Written exercise: Read the lines below and count those that have the word "color". Respond with the number only.

[Collected data]
+===+

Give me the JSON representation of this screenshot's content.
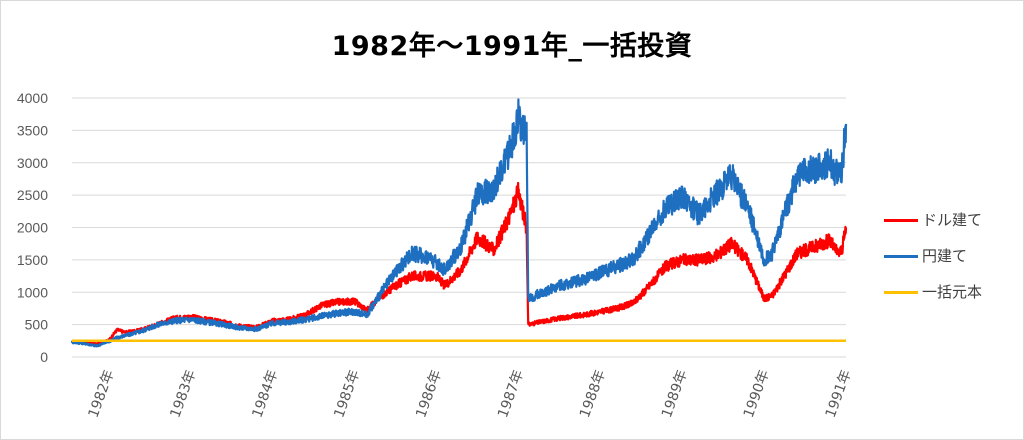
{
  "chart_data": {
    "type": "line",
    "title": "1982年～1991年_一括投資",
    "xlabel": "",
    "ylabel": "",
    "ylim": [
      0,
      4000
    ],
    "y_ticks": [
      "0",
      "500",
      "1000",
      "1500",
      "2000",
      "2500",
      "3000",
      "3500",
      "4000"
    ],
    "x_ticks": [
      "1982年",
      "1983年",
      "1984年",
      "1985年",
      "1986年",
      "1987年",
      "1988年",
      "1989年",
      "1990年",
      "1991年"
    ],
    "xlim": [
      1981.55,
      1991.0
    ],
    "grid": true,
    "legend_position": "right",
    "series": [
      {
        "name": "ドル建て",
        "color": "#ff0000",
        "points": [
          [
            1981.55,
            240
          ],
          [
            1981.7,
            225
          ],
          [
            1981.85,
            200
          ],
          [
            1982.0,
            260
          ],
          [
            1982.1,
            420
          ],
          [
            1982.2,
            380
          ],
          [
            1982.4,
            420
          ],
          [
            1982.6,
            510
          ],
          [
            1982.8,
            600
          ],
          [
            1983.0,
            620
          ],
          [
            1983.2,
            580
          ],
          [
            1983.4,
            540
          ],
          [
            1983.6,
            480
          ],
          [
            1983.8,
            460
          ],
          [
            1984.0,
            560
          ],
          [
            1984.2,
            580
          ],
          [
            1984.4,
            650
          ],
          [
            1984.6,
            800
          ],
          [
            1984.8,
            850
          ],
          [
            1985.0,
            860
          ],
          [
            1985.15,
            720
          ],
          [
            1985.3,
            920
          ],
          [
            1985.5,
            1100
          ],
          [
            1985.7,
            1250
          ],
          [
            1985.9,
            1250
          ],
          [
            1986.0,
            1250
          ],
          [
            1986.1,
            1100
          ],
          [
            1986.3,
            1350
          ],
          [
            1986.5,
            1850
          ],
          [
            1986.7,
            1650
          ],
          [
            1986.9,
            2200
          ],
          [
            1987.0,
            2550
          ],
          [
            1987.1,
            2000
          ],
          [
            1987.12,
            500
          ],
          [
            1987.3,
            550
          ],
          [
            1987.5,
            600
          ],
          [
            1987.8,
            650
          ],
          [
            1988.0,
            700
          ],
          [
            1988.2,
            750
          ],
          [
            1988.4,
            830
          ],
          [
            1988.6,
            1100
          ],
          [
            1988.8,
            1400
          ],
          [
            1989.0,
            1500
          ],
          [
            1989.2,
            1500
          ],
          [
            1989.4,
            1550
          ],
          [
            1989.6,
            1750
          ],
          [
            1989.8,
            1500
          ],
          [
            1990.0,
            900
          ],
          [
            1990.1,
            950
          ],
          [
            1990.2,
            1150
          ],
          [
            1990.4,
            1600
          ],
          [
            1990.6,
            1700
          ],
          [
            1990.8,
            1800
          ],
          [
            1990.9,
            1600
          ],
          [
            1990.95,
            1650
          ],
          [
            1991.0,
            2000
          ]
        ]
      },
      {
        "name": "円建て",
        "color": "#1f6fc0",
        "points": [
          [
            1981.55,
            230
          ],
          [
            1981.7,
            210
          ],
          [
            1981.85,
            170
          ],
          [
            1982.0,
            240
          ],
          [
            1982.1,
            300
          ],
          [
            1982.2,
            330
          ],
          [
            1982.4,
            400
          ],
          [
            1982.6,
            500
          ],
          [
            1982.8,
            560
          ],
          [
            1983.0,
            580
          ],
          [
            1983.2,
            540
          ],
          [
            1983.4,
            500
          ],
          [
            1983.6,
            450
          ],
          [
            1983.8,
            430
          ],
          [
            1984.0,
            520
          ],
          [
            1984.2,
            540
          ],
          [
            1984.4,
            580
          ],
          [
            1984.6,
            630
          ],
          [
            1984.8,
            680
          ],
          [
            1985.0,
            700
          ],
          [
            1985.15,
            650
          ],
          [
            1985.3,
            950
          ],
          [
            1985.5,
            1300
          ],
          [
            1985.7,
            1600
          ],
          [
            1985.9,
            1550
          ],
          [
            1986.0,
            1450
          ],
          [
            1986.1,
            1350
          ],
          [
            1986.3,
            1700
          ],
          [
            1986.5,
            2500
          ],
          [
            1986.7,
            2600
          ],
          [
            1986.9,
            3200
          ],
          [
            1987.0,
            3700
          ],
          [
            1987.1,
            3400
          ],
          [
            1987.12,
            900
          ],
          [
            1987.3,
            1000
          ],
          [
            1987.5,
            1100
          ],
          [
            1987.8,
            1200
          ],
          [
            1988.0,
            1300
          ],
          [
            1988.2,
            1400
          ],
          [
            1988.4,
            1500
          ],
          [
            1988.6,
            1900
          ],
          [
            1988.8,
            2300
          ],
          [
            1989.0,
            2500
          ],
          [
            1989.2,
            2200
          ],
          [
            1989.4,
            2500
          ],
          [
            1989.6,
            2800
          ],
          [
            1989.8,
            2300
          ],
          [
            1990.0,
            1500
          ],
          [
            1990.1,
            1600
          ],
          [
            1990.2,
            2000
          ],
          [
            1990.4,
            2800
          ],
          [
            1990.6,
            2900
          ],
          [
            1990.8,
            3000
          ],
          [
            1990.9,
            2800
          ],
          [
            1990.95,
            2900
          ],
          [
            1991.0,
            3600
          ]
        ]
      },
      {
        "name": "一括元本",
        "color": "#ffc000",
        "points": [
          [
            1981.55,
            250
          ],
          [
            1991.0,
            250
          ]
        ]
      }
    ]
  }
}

+===+

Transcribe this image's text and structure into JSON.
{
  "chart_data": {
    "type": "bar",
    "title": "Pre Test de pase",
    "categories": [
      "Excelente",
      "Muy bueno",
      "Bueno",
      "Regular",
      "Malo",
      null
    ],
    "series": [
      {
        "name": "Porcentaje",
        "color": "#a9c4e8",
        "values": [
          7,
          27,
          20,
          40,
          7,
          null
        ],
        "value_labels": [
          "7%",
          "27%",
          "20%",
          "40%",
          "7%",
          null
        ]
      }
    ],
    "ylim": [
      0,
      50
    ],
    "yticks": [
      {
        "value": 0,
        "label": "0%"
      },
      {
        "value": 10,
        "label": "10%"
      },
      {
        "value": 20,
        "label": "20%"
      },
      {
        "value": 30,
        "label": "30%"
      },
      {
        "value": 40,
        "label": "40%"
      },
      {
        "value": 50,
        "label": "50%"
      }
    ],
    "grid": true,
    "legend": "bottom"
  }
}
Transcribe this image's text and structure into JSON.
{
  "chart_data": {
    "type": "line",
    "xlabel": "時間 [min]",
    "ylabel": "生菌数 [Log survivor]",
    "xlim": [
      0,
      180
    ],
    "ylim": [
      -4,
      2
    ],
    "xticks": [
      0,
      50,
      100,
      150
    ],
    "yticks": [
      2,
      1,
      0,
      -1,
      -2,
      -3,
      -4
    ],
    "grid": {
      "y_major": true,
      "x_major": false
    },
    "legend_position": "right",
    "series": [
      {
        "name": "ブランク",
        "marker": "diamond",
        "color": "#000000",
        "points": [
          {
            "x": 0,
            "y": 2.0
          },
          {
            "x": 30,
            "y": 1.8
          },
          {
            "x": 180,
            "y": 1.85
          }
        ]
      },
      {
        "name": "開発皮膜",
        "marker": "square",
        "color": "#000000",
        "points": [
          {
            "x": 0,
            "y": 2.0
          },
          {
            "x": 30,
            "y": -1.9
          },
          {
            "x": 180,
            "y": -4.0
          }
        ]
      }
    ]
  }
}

+===+

The completed task: 6